(Description of the task): Return every line below in which "какого" appears.

(Extracted information):

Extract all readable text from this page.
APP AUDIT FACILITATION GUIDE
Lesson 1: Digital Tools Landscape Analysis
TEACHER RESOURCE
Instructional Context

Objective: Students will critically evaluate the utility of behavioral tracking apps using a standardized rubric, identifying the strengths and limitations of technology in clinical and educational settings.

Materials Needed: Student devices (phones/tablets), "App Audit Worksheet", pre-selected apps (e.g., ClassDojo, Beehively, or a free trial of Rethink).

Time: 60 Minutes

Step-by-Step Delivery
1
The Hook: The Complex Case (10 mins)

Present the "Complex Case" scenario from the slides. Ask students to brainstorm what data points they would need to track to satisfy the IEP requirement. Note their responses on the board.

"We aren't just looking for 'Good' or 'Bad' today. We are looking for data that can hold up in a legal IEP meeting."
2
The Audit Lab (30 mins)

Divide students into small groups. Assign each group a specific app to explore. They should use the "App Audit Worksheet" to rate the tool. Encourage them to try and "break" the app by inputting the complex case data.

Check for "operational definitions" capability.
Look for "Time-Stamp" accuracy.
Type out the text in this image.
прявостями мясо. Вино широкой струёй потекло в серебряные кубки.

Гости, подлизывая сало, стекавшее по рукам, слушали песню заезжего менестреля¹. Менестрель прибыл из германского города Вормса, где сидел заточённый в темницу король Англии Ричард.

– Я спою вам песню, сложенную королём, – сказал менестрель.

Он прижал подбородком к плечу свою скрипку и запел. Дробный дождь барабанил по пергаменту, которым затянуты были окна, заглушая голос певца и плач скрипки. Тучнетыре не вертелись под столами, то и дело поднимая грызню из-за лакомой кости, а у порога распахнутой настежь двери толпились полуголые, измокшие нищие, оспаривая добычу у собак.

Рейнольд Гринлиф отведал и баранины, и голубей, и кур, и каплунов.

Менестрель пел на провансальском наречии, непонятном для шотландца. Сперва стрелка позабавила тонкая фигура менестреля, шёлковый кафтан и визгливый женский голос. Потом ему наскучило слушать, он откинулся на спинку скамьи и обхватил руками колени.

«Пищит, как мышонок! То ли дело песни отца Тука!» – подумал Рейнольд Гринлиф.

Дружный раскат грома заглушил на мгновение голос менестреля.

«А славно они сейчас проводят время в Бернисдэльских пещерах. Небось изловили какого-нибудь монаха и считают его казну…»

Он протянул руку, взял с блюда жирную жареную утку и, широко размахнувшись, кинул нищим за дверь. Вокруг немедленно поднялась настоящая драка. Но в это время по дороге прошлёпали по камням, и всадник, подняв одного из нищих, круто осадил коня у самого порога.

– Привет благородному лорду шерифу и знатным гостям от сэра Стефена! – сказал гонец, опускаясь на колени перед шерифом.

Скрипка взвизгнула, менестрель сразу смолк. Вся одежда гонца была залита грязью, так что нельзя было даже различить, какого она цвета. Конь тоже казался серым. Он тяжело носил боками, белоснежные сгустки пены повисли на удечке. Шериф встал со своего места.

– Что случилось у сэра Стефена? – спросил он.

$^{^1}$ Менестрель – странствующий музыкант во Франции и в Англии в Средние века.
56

(Exercise result):
«А славно они сейчас проводят время в Бернисдэльских пещерах. Небось изловили какого-нибудь монаха и считают его казну…»
Скрипка взвизгнула, менестрель сразу смолк. Вся одежда гонца была залита грязью, так что нельзя было даже различить, какого она цвета. Конь тоже казался серым. Он тяжело носил боками, белоснежные сгустки пены повисли на удечке. Шериф встал со своего места.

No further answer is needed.